== Stored data ==
%%

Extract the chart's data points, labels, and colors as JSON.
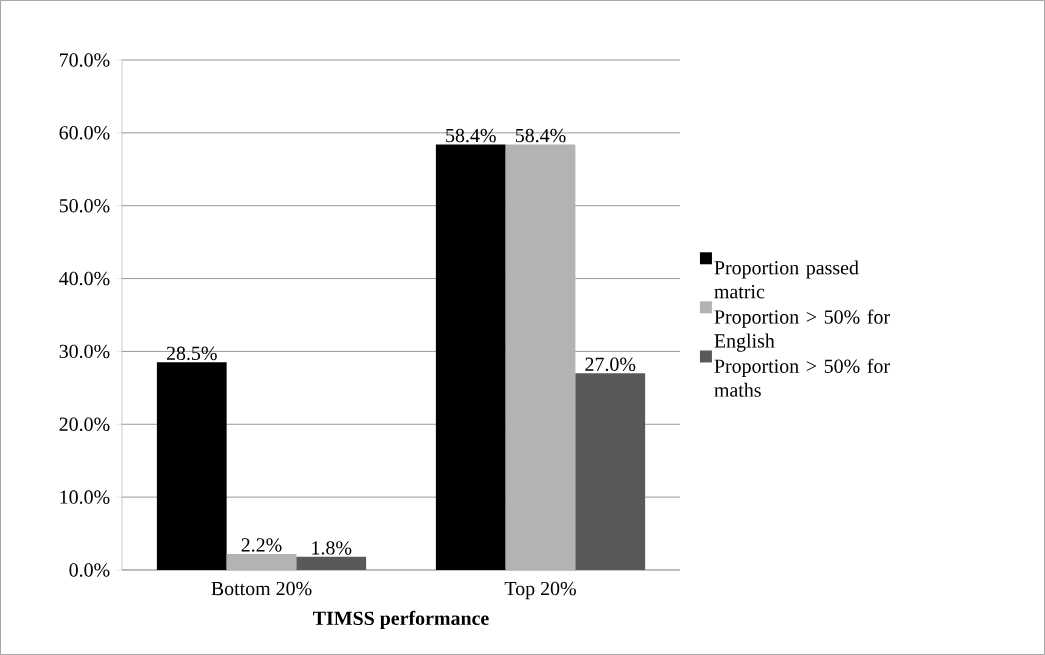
{
  "chart_data": {
    "type": "bar",
    "xlabel": "TIMSS performance",
    "categories": [
      "Bottom 20%",
      "Top 20%"
    ],
    "series": [
      {
        "name": "Proportion passed matric",
        "color": "#000000",
        "values": [
          28.5,
          58.4
        ],
        "value_labels": [
          "28.5%",
          "58.4%"
        ]
      },
      {
        "name": "Proportion > 50% for English",
        "color": "#b3b3b3",
        "values": [
          2.2,
          58.4
        ],
        "value_labels": [
          "2.2%",
          "58.4%"
        ]
      },
      {
        "name": "Proportion > 50% for maths",
        "color": "#595959",
        "values": [
          1.8,
          27.0
        ],
        "value_labels": [
          "1.8%",
          "27.0%"
        ]
      }
    ],
    "ylim": [
      0,
      70
    ],
    "yticks": [
      {
        "value": 0,
        "label": "0.0%"
      },
      {
        "value": 10,
        "label": "10.0%"
      },
      {
        "value": 20,
        "label": "20.0%"
      },
      {
        "value": 30,
        "label": "30.0%"
      },
      {
        "value": 40,
        "label": "40.0%"
      },
      {
        "value": 50,
        "label": "50.0%"
      },
      {
        "value": 60,
        "label": "60.0%"
      },
      {
        "value": 70,
        "label": "70.0%"
      }
    ],
    "grid": "y",
    "legend": "right"
  }
}
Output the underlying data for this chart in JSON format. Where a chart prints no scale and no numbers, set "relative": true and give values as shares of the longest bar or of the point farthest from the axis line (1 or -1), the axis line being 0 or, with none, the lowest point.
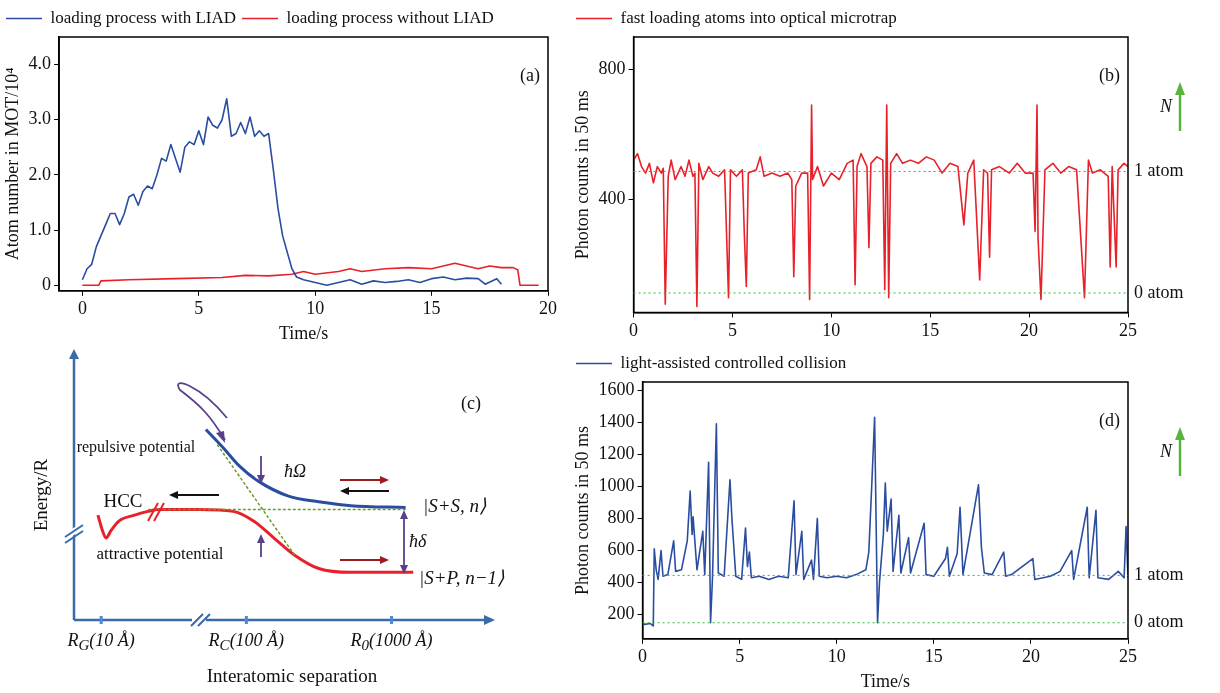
{
  "chart_data": [
    {
      "type": "line",
      "xlabel": "Time/s",
      "ylabel": "Atom number in MOT/10⁴",
      "xlim": [
        -1,
        20
      ],
      "xticks": [
        0,
        5,
        10,
        15,
        20
      ],
      "ylim": [
        -0.1,
        4.5
      ],
      "yticks": [
        {
          "value": 0,
          "label": "0"
        },
        {
          "value": 1,
          "label": "1.0"
        },
        {
          "value": 2,
          "label": "2.0"
        },
        {
          "value": 3,
          "label": "3.0"
        },
        {
          "value": 4,
          "label": "4.0"
        }
      ],
      "legend": "top left",
      "annotations": [
        "(a)"
      ],
      "series": [
        {
          "name": "loading process with LIAD",
          "color": "#2b4da0",
          "x": [
            0,
            0.2,
            0.4,
            0.6,
            0.8,
            1.0,
            1.2,
            1.4,
            1.6,
            1.8,
            2.0,
            2.2,
            2.4,
            2.6,
            2.8,
            3.0,
            3.2,
            3.4,
            3.6,
            3.8,
            4.0,
            4.2,
            4.4,
            4.6,
            4.8,
            5.0,
            5.2,
            5.4,
            5.6,
            5.8,
            6.0,
            6.2,
            6.4,
            6.6,
            6.8,
            7.0,
            7.2,
            7.4,
            7.6,
            7.8,
            8.0,
            8.2,
            8.4,
            8.6,
            8.8,
            9.0,
            9.2,
            9.5,
            10,
            10.5,
            11,
            11.5,
            12,
            12.5,
            13,
            13.5,
            14,
            14.5,
            15,
            15.5,
            16,
            16.5,
            17,
            17.3,
            17.8,
            18
          ],
          "values": [
            0.1,
            0.3,
            0.38,
            0.7,
            0.9,
            1.1,
            1.3,
            1.3,
            1.1,
            1.3,
            1.6,
            1.65,
            1.45,
            1.7,
            1.8,
            1.75,
            2.0,
            2.3,
            2.25,
            2.55,
            2.3,
            2.05,
            2.5,
            2.6,
            2.55,
            2.8,
            2.55,
            3.05,
            2.9,
            2.85,
            3.0,
            3.38,
            2.7,
            2.75,
            2.95,
            2.75,
            3.05,
            2.7,
            2.8,
            2.7,
            2.75,
            2.1,
            1.4,
            0.9,
            0.6,
            0.3,
            0.15,
            0.1,
            0.05,
            0.0,
            0.05,
            0.1,
            0.02,
            0.08,
            0.05,
            0.07,
            0.1,
            0.05,
            0.12,
            0.15,
            0.1,
            0.13,
            0.12,
            0.02,
            0.12,
            0.02
          ]
        },
        {
          "name": "loading process without LIAD",
          "color": "#e8202a",
          "x": [
            0,
            0.7,
            0.8,
            2,
            4,
            6,
            7,
            8,
            9,
            9.5,
            10,
            11,
            11.5,
            12,
            13,
            14,
            15,
            15.5,
            16,
            16.5,
            17,
            17.5,
            18,
            18.5,
            18.7,
            18.8,
            19.6
          ],
          "values": [
            0,
            0,
            0.08,
            0.1,
            0.12,
            0.14,
            0.18,
            0.17,
            0.2,
            0.25,
            0.2,
            0.25,
            0.3,
            0.25,
            0.3,
            0.32,
            0.3,
            0.35,
            0.4,
            0.35,
            0.3,
            0.35,
            0.32,
            0.32,
            0.28,
            0,
            0
          ]
        }
      ]
    },
    {
      "type": "line",
      "ylabel": "Photon counts in 50 ms",
      "xlim": [
        0,
        25
      ],
      "xticks": [
        0,
        5,
        10,
        15,
        20,
        25
      ],
      "ylim": [
        50,
        900
      ],
      "yticks": [
        400,
        800
      ],
      "legend": "top left",
      "annotations": [
        "(b)",
        "N"
      ],
      "ref_lines": [
        {
          "axis": "y",
          "value": 485,
          "label": "1 atom",
          "color": "#33bb33",
          "line_style": "dotted"
        },
        {
          "axis": "y",
          "value": 110,
          "label": "0 atom",
          "color": "#33bb33",
          "line_style": "dotted"
        }
      ],
      "series": [
        {
          "name": "fast loading atoms into optical microtrap",
          "color": "#e8202a",
          "x": [
            0,
            0.2,
            0.4,
            0.6,
            0.8,
            1.0,
            1.2,
            1.4,
            1.5,
            1.6,
            1.75,
            1.9,
            2.1,
            2.4,
            2.6,
            2.8,
            3.0,
            3.1,
            3.2,
            3.3,
            3.5,
            3.8,
            4.0,
            4.3,
            4.6,
            4.8,
            4.9,
            5.2,
            5.5,
            5.6,
            5.7,
            5.8,
            6.2,
            6.4,
            6.6,
            7.0,
            7.4,
            7.8,
            8.0,
            8.1,
            8.2,
            8.5,
            8.8,
            8.9,
            9.0,
            9.05,
            9.3,
            9.6,
            10.0,
            10.4,
            10.8,
            11.1,
            11.2,
            11.3,
            11.5,
            11.8,
            11.9,
            12.0,
            12.3,
            12.6,
            12.7,
            12.8,
            12.9,
            13.0,
            13.3,
            13.6,
            14.0,
            14.4,
            14.8,
            15.2,
            15.6,
            16.0,
            16.4,
            16.7,
            16.9,
            17.2,
            17.5,
            17.7,
            17.9,
            18.0,
            18.1,
            18.5,
            19.0,
            19.4,
            19.8,
            20.2,
            20.3,
            20.4,
            20.45,
            20.6,
            20.8,
            21.2,
            21.6,
            22.0,
            22.4,
            22.8,
            23.0,
            23.2,
            23.6,
            24.0,
            24.1,
            24.2,
            24.4,
            24.5,
            24.8,
            25
          ],
          "values": [
            520,
            540,
            500,
            480,
            510,
            450,
            500,
            480,
            495,
            75,
            470,
            520,
            460,
            500,
            470,
            520,
            470,
            480,
            68,
            510,
            460,
            500,
            480,
            470,
            490,
            95,
            490,
            470,
            490,
            290,
            130,
            480,
            490,
            530,
            470,
            480,
            470,
            480,
            460,
            160,
            440,
            480,
            480,
            90,
            690,
            460,
            500,
            440,
            480,
            460,
            510,
            520,
            135,
            500,
            540,
            500,
            250,
            510,
            530,
            520,
            120,
            690,
            95,
            510,
            540,
            510,
            520,
            510,
            530,
            520,
            480,
            510,
            500,
            320,
            480,
            520,
            150,
            490,
            480,
            220,
            490,
            500,
            480,
            510,
            480,
            480,
            300,
            690,
            280,
            90,
            490,
            510,
            480,
            500,
            490,
            95,
            520,
            480,
            490,
            470,
            190,
            500,
            190,
            490,
            510,
            500
          ]
        }
      ]
    },
    {
      "type": "line",
      "relative": true,
      "log": "x",
      "xlabel": "Interatomic separation",
      "ylabel": "Energy/R",
      "xlim": [
        6.5,
        4400
      ],
      "xticks": [
        {
          "value": 10,
          "label": "R$_{G}$(10 Å)"
        },
        {
          "value": 100,
          "label": "R$_{C}$(100 Å)"
        },
        {
          "value": 1000,
          "label": "R$_{0}$(1000 Å)"
        }
      ],
      "annotations": [
        "(c)",
        "repulsive potential",
        "attractive potential",
        "HCC",
        "ħΩ",
        "ħδ",
        "|S+S, n⟩",
        "|S+P, n−1⟩"
      ],
      "series": [
        {
          "color": "#2b4da0",
          "x": [
            52.6,
            70,
            89,
            120,
            195,
            315,
            525,
            1250
          ],
          "values": [
            1.0,
            0.9,
            0.81,
            0.73,
            0.65,
            0.62,
            0.6,
            0.59
          ]
        },
        {
          "color": "#e8202a",
          "x": [
            9.5,
            10.2,
            10.8,
            11.7,
            13.3,
            17,
            21,
            25,
            47,
            81,
            112,
            155,
            215,
            315,
            525,
            1410
          ],
          "values": [
            0.55,
            0.47,
            0.43,
            0.47,
            0.52,
            0.55,
            0.57,
            0.58,
            0.58,
            0.57,
            0.52,
            0.43,
            0.34,
            0.27,
            0.25,
            0.25
          ]
        },
        {
          "color": "#6a9a2a",
          "line_style": "dashed",
          "x": [
            21,
            1250
          ],
          "values": [
            0.58,
            0.58
          ]
        },
        {
          "color": "#6a9a2a",
          "line_style": "dashed",
          "x": [
            63,
            215
          ],
          "values": [
            0.92,
            0.34
          ]
        }
      ]
    },
    {
      "type": "line",
      "xlabel": "Time/s",
      "ylabel": "Photon counts in 50 ms",
      "xlim": [
        0,
        25
      ],
      "xticks": [
        0,
        5,
        10,
        15,
        20,
        25
      ],
      "ylim": [
        50,
        1650
      ],
      "yticks": [
        200,
        400,
        600,
        800,
        1000,
        1200,
        1400,
        1600
      ],
      "legend": "top left",
      "annotations": [
        "(d)",
        "N"
      ],
      "ref_lines": [
        {
          "axis": "y",
          "value": 445,
          "label": "1 atom",
          "color": "#33bb33",
          "line_style": "dotted"
        },
        {
          "axis": "y",
          "value": 150,
          "label": "0 atom",
          "color": "#33bb33",
          "line_style": "dotted"
        }
      ],
      "series": [
        {
          "name": "light-assisted controlled collision",
          "color": "#2b4da0",
          "x": [
            0,
            0.1,
            0.4,
            0.55,
            0.6,
            0.7,
            0.8,
            0.95,
            1.05,
            1.3,
            1.6,
            1.7,
            2.0,
            2.3,
            2.45,
            2.55,
            2.6,
            2.8,
            3.1,
            3.2,
            3.4,
            3.5,
            3.6,
            3.8,
            3.9,
            4.2,
            4.5,
            4.6,
            4.8,
            5.1,
            5.3,
            5.4,
            5.5,
            5.6,
            6.0,
            6.5,
            7.0,
            7.5,
            7.8,
            7.9,
            8.2,
            8.3,
            8.7,
            8.8,
            9.0,
            9.1,
            9.5,
            10,
            10.5,
            11,
            11.5,
            11.65,
            11.8,
            11.95,
            12.1,
            12.2,
            12.4,
            12.5,
            12.6,
            12.8,
            12.9,
            13.2,
            13.3,
            13.7,
            13.8,
            14.5,
            14.6,
            15.0,
            15.6,
            15.7,
            15.8,
            16.2,
            16.35,
            16.5,
            17.3,
            17.45,
            17.6,
            18.0,
            18.6,
            18.7,
            19.0,
            20.1,
            20.2,
            21.0,
            21.5,
            22.1,
            22.2,
            22.9,
            23.0,
            23.35,
            23.45,
            24.0,
            24.5,
            24.8,
            24.9,
            25
          ],
          "values": [
            150,
            140,
            145,
            130,
            610,
            480,
            420,
            600,
            440,
            450,
            660,
            470,
            480,
            660,
            970,
            700,
            810,
            480,
            720,
            450,
            1150,
            150,
            430,
            1390,
            460,
            440,
            1040,
            800,
            440,
            420,
            740,
            500,
            590,
            430,
            440,
            420,
            440,
            430,
            910,
            450,
            720,
            420,
            540,
            420,
            800,
            440,
            430,
            440,
            430,
            450,
            480,
            590,
            1000,
            1430,
            150,
            400,
            700,
            1020,
            720,
            920,
            470,
            820,
            460,
            680,
            460,
            770,
            450,
            440,
            550,
            620,
            440,
            580,
            870,
            450,
            1010,
            620,
            460,
            450,
            590,
            440,
            450,
            550,
            420,
            440,
            470,
            600,
            420,
            870,
            430,
            850,
            430,
            420,
            470,
            430,
            750,
            430
          ]
        }
      ]
    }
  ]
}
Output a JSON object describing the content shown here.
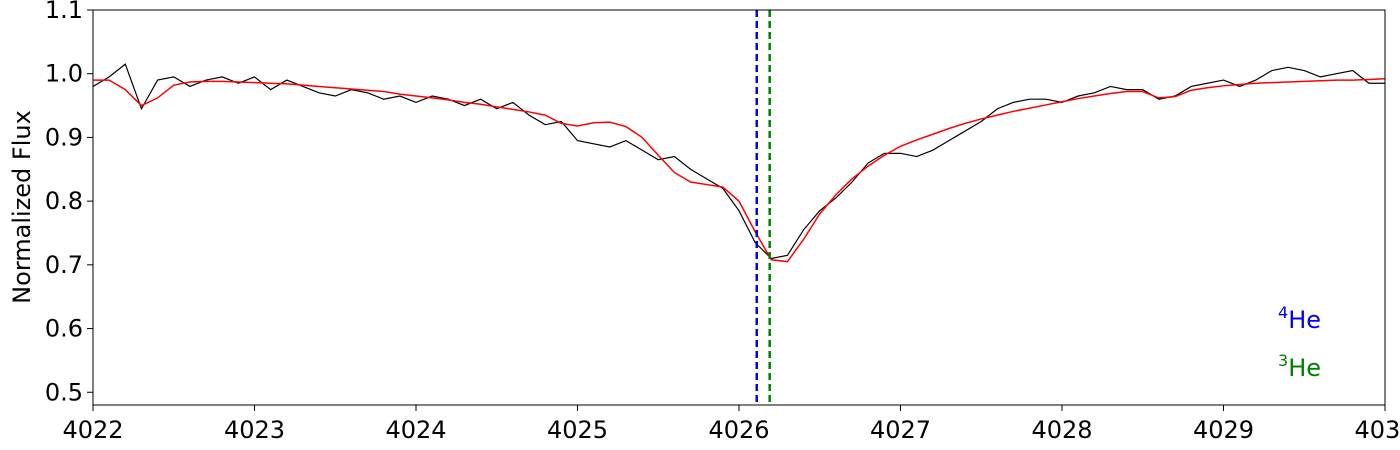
{
  "chart_data": {
    "type": "line",
    "ylabel": "Normalized Flux",
    "x": [
      4022,
      4022.1,
      4022.2,
      4022.3,
      4022.4,
      4022.5,
      4022.6,
      4022.7,
      4022.8,
      4022.9,
      4023,
      4023.1,
      4023.2,
      4023.3,
      4023.4,
      4023.5,
      4023.6,
      4023.7,
      4023.8,
      4023.9,
      4024,
      4024.1,
      4024.2,
      4024.3,
      4024.4,
      4024.5,
      4024.6,
      4024.7,
      4024.8,
      4024.9,
      4025,
      4025.1,
      4025.2,
      4025.3,
      4025.4,
      4025.5,
      4025.6,
      4025.7,
      4025.8,
      4025.9,
      4026,
      4026.1,
      4026.2,
      4026.3,
      4026.4,
      4026.5,
      4026.6,
      4026.7,
      4026.8,
      4026.9,
      4027,
      4027.1,
      4027.2,
      4027.3,
      4027.4,
      4027.5,
      4027.6,
      4027.7,
      4027.8,
      4027.9,
      4028,
      4028.1,
      4028.2,
      4028.3,
      4028.4,
      4028.5,
      4028.6,
      4028.7,
      4028.8,
      4028.9,
      4029,
      4029.1,
      4029.2,
      4029.3,
      4029.4,
      4029.5,
      4029.6,
      4029.7,
      4029.8,
      4029.9,
      4030
    ],
    "series": [
      {
        "color": "#000000",
        "values": [
          0.98,
          0.995,
          1.015,
          0.945,
          0.99,
          0.995,
          0.98,
          0.99,
          0.995,
          0.985,
          0.995,
          0.975,
          0.99,
          0.98,
          0.97,
          0.965,
          0.975,
          0.97,
          0.96,
          0.965,
          0.955,
          0.965,
          0.96,
          0.95,
          0.96,
          0.945,
          0.955,
          0.935,
          0.92,
          0.925,
          0.895,
          0.89,
          0.885,
          0.895,
          0.88,
          0.865,
          0.87,
          0.85,
          0.835,
          0.82,
          0.785,
          0.735,
          0.71,
          0.715,
          0.755,
          0.785,
          0.805,
          0.83,
          0.86,
          0.875,
          0.875,
          0.87,
          0.88,
          0.895,
          0.91,
          0.925,
          0.945,
          0.955,
          0.96,
          0.96,
          0.955,
          0.965,
          0.97,
          0.98,
          0.975,
          0.975,
          0.96,
          0.965,
          0.98,
          0.985,
          0.99,
          0.98,
          0.99,
          1.005,
          1.01,
          1.005,
          0.995,
          1.0,
          1.005,
          0.985,
          0.985
        ]
      },
      {
        "color": "#ff0000",
        "values": [
          0.99,
          0.99,
          0.975,
          0.95,
          0.962,
          0.982,
          0.987,
          0.988,
          0.988,
          0.987,
          0.986,
          0.985,
          0.984,
          0.982,
          0.98,
          0.978,
          0.976,
          0.974,
          0.972,
          0.968,
          0.965,
          0.962,
          0.959,
          0.955,
          0.952,
          0.948,
          0.944,
          0.94,
          0.935,
          0.922,
          0.918,
          0.923,
          0.924,
          0.917,
          0.9,
          0.872,
          0.845,
          0.83,
          0.826,
          0.822,
          0.8,
          0.752,
          0.708,
          0.705,
          0.74,
          0.78,
          0.81,
          0.835,
          0.855,
          0.872,
          0.886,
          0.896,
          0.905,
          0.914,
          0.922,
          0.929,
          0.935,
          0.941,
          0.946,
          0.951,
          0.956,
          0.961,
          0.965,
          0.969,
          0.972,
          0.972,
          0.962,
          0.964,
          0.974,
          0.978,
          0.981,
          0.983,
          0.985,
          0.986,
          0.987,
          0.988,
          0.989,
          0.99,
          0.99,
          0.991,
          0.992
        ]
      }
    ],
    "markers": [
      {
        "x": 4026.11,
        "color": "#0000ff",
        "sup": "4",
        "label": "He"
      },
      {
        "x": 4026.19,
        "color": "#008000",
        "sup": "3",
        "label": "He"
      }
    ],
    "xlim": [
      4022,
      4030
    ],
    "xticks": [
      4022,
      4023,
      4024,
      4025,
      4026,
      4027,
      4028,
      4029,
      4030
    ],
    "ylim": [
      0.48,
      1.1
    ],
    "yticks": [
      0.5,
      0.6,
      0.7,
      0.8,
      0.9,
      {
        "value": 1,
        "label": "1.0"
      },
      1.1
    ]
  }
}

%%

Copy each line from the data above that includes "process".

== Written response ==
          "name": "loading process with LIAD",
          "name": "loading process without LIAD",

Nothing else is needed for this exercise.